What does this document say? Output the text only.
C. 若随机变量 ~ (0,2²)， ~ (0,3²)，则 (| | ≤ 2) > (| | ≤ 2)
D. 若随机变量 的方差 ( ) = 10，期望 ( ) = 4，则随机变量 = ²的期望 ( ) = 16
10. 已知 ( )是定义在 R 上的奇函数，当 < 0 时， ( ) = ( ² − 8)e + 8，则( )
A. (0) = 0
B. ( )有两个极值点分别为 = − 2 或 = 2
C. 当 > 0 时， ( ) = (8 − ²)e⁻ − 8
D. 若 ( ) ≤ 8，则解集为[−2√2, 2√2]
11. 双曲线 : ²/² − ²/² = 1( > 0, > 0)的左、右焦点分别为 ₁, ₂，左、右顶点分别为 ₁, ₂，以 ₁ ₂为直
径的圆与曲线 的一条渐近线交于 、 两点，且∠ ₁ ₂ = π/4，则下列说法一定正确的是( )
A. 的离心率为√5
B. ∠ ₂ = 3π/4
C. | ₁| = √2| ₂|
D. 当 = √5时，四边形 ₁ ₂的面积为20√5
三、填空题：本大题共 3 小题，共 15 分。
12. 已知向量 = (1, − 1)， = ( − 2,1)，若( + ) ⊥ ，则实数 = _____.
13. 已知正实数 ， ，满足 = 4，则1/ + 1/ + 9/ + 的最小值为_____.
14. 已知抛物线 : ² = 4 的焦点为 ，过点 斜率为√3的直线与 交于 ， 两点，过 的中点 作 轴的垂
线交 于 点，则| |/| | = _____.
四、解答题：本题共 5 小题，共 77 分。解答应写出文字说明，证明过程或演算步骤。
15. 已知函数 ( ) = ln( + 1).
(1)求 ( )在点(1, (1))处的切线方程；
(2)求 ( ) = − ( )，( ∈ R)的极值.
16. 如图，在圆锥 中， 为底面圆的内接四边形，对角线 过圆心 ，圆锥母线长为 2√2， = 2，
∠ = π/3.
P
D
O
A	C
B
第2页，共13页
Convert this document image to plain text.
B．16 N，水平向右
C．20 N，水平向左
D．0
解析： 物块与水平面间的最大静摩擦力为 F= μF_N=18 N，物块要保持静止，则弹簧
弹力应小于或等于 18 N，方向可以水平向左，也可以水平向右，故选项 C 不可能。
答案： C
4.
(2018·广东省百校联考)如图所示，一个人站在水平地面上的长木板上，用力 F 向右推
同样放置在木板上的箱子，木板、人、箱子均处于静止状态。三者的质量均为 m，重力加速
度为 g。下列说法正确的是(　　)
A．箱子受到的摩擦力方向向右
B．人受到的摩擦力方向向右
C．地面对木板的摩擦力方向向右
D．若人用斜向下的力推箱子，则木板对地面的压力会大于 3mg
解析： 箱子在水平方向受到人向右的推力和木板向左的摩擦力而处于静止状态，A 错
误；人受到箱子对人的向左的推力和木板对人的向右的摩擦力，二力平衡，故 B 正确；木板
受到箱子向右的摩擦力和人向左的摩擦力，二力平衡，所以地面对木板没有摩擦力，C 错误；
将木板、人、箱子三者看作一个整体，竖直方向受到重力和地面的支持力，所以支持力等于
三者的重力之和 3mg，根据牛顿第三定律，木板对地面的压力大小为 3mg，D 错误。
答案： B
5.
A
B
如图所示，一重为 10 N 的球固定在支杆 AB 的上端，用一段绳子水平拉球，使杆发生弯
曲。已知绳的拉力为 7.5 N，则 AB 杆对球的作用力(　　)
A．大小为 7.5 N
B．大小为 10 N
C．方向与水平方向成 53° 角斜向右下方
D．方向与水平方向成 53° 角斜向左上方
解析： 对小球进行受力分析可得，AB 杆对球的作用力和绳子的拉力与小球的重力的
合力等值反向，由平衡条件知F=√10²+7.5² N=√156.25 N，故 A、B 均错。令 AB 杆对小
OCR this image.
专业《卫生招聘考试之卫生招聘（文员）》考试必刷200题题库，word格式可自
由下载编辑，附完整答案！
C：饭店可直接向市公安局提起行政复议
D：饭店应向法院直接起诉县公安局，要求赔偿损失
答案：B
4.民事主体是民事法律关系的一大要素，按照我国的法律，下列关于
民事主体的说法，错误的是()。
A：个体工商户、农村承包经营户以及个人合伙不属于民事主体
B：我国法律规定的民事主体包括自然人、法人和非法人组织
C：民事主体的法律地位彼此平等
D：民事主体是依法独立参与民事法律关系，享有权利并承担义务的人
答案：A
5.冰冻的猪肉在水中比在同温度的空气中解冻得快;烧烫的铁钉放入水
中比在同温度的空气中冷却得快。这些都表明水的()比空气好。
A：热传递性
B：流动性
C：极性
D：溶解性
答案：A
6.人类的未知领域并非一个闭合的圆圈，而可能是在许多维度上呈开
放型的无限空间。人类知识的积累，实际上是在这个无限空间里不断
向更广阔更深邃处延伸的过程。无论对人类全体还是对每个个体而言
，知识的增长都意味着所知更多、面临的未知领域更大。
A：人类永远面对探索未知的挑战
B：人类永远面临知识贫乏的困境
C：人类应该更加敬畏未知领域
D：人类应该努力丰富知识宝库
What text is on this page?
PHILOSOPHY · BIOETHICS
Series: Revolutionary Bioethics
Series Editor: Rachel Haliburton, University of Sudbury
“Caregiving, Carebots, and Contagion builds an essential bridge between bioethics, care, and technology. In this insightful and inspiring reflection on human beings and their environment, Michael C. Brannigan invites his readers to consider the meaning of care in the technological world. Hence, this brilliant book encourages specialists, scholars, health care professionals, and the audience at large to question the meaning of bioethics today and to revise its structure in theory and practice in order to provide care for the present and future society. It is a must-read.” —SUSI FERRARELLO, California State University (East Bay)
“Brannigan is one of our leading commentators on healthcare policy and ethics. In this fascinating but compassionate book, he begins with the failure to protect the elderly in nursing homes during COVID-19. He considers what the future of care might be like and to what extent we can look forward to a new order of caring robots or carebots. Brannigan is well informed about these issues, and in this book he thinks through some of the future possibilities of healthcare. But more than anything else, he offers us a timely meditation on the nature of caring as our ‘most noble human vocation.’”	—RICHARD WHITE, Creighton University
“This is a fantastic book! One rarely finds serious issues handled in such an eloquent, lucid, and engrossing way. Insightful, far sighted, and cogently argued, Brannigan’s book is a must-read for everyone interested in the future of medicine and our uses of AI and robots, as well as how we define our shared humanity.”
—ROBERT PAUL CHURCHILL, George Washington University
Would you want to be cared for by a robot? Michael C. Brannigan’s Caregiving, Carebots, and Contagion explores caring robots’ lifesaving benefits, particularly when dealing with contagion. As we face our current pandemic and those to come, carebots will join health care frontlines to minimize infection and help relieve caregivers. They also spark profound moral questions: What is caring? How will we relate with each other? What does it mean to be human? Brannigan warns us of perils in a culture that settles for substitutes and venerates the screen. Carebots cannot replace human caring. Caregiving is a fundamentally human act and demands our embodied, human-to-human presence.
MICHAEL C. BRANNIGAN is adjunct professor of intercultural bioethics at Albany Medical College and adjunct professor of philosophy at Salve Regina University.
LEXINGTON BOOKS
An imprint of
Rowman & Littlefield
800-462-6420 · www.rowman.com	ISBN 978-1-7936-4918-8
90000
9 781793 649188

┄┄┄┄┄┄┄┄┄┄┄┄┄┄┄┄┄┄┄┄

* [Task prompt]
Give the data again, exactly as it stands.

* [Reply to the task]
What does this document say? Output the text only.
C. 若随机变量 ~ (0,2²)， ~ (0,3²)，则 (| | ≤ 2) > (| | ≤ 2)
D. 若随机变量 的方差 ( ) = 10，期望 ( ) = 4，则随机变量 = ²的期望 ( ) = 16
10. 已知 ( )是定义在 R 上的奇函数，当 < 0 时， ( ) = ( ² − 8)e + 8，则( )
A. (0) = 0
B. ( )有两个极值点分别为 = − 2 或 = 2
C. 当 > 0 时， ( ) = (8 − ²)e⁻ − 8
D. 若 ( ) ≤ 8，则解集为[−2√2, 2√2]
11. 双曲线 : ²/² − ²/² = 1( > 0, > 0)的左、右焦点分别为 ₁, ₂，左、右顶点分别为 ₁, ₂，以 ₁ ₂为直
径的圆与曲线 的一条渐近线交于 、 两点，且∠ ₁ ₂ = π/4，则下列说法一定正确的是( )
A. 的离心率为√5
B. ∠ ₂ = 3π/4
C. | ₁| = √2| ₂|
D. 当 = √5时，四边形 ₁ ₂的面积为20√5
三、填空题：本大题共 3 小题，共 15 分。
12. 已知向量 = (1, − 1)， = ( − 2,1)，若( + ) ⊥ ，则实数 = _____.
13. 已知正实数 ， ，满足 = 4，则1/ + 1/ + 9/ + 的最小值为_____.
14. 已知抛物线 : ² = 4 的焦点为 ，过点 斜率为√3的直线与 交于 ， 两点，过 的中点 作 轴的垂
线交 于 点，则| |/| | = _____.
四、解答题：本题共 5 小题，共 77 分。解答应写出文字说明，证明过程或演算步骤。
15. 已知函数 ( ) = ln( + 1).
(1)求 ( )在点(1, (1))处的切线方程；
(2)求 ( ) = − ( )，( ∈ R)的极值.
16. 如图，在圆锥 中， 为底面圆的内接四边形，对角线 过圆心 ，圆锥母线长为 2√2， = 2，
∠ = π/3.
P
D
O
A	C
B
第2页，共13页
Convert this document image to plain text.
B．16 N，水平向右
C．20 N，水平向左
D．0
解析： 物块与水平面间的最大静摩擦力为 F= μF_N=18 N，物块要保持静止，则弹簧
弹力应小于或等于 18 N，方向可以水平向左，也可以水平向右，故选项 C 不可能。
答案： C
4.
(2018·广东省百校联考)如图所示，一个人站在水平地面上的长木板上，用力 F 向右推
同样放置在木板上的箱子，木板、人、箱子均处于静止状态。三者的质量均为 m，重力加速
度为 g。下列说法正确的是(　　)
A．箱子受到的摩擦力方向向右
B．人受到的摩擦力方向向右
C．地面对木板的摩擦力方向向右
D．若人用斜向下的力推箱子，则木板对地面的压力会大于 3mg
解析： 箱子在水平方向受到人向右的推力和木板向左的摩擦力而处于静止状态，A 错
误；人受到箱子对人的向左的推力和木板对人的向右的摩擦力，二力平衡，故 B 正确；木板
受到箱子向右的摩擦力和人向左的摩擦力，二力平衡，所以地面对木板没有摩擦力，C 错误；
将木板、人、箱子三者看作一个整体，竖直方向受到重力和地面的支持力，所以支持力等于
三者的重力之和 3mg，根据牛顿第三定律，木板对地面的压力大小为 3mg，D 错误。
答案： B
5.
A
B
如图所示，一重为 10 N 的球固定在支杆 AB 的上端，用一段绳子水平拉球，使杆发生弯
曲。已知绳的拉力为 7.5 N，则 AB 杆对球的作用力(　　)
A．大小为 7.5 N
B．大小为 10 N
C．方向与水平方向成 53° 角斜向右下方
D．方向与水平方向成 53° 角斜向左上方
解析： 对小球进行受力分析可得，AB 杆对球的作用力和绳子的拉力与小球的重力的
合力等值反向，由平衡条件知F=√10²+7.5² N=√156.25 N，故 A、B 均错。令 AB 杆对小
OCR this image.
专业《卫生招聘考试之卫生招聘（文员）》考试必刷200题题库，word格式可自
由下载编辑，附完整答案！
C：饭店可直接向市公安局提起行政复议
D：饭店应向法院直接起诉县公安局，要求赔偿损失
答案：B
4.民事主体是民事法律关系的一大要素，按照我国的法律，下列关于
民事主体的说法，错误的是()。
A：个体工商户、农村承包经营户以及个人合伙不属于民事主体
B：我国法律规定的民事主体包括自然人、法人和非法人组织
C：民事主体的法律地位彼此平等
D：民事主体是依法独立参与民事法律关系，享有权利并承担义务的人
答案：A
5.冰冻的猪肉在水中比在同温度的空气中解冻得快;烧烫的铁钉放入水
中比在同温度的空气中冷却得快。这些都表明水的()比空气好。
A：热传递性
B：流动性
C：极性
D：溶解性
答案：A
6.人类的未知领域并非一个闭合的圆圈，而可能是在许多维度上呈开
放型的无限空间。人类知识的积累，实际上是在这个无限空间里不断
向更广阔更深邃处延伸的过程。无论对人类全体还是对每个个体而言
，知识的增长都意味着所知更多、面临的未知领域更大。
A：人类永远面对探索未知的挑战
B：人类永远面临知识贫乏的困境
C：人类应该更加敬畏未知领域
D：人类应该努力丰富知识宝库
What text is on this page?
PHILOSOPHY · BIOETHICS
Series: Revolutionary Bioethics
Series Editor: Rachel Haliburton, University of Sudbury
“Caregiving, Carebots, and Contagion builds an essential bridge between bioethics, care, and technology. In this insightful and inspiring reflection on human beings and their environment, Michael C. Brannigan invites his readers to consider the meaning of care in the technological world. Hence, this brilliant book encourages specialists, scholars, health care professionals, and the audience at large to question the meaning of bioethics today and to revise its structure in theory and practice in order to provide care for the present and future society. It is a must-read.” —SUSI FERRARELLO, California State University (East Bay)
“Brannigan is one of our leading commentators on healthcare policy and ethics. In this fascinating but compassionate book, he begins with the failure to protect the elderly in nursing homes during COVID-19. He considers what the future of care might be like and to what extent we can look forward to a new order of caring robots or carebots. Brannigan is well informed about these issues, and in this book he thinks through some of the future possibilities of healthcare. But more than anything else, he offers us a timely meditation on the nature of caring as our ‘most noble human vocation.’”	—RICHARD WHITE, Creighton University
“This is a fantastic book! One rarely finds serious issues handled in such an eloquent, lucid, and engrossing way. Insightful, far sighted, and cogently argued, Brannigan’s book is a must-read for everyone interested in the future of medicine and our uses of AI and robots, as well as how we define our shared humanity.”
—ROBERT PAUL CHURCHILL, George Washington University
Would you want to be cared for by a robot? Michael C. Brannigan’s Caregiving, Carebots, and Contagion explores caring robots’ lifesaving benefits, particularly when dealing with contagion. As we face our current pandemic and those to come, carebots will join health care frontlines to minimize infection and help relieve caregivers. They also spark profound moral questions: What is caring? How will we relate with each other? What does it mean to be human? Brannigan warns us of perils in a culture that settles for substitutes and venerates the screen. Carebots cannot replace human caring. Caregiving is a fundamentally human act and demands our embodied, human-to-human presence.
MICHAEL C. BRANNIGAN is adjunct professor of intercultural bioethics at Albany Medical College and adjunct professor of philosophy at Salve Regina University.
LEXINGTON BOOKS
An imprint of
Rowman & Littlefield
800-462-6420 · www.rowman.com	ISBN 978-1-7936-4918-8
90000
9 781793 649188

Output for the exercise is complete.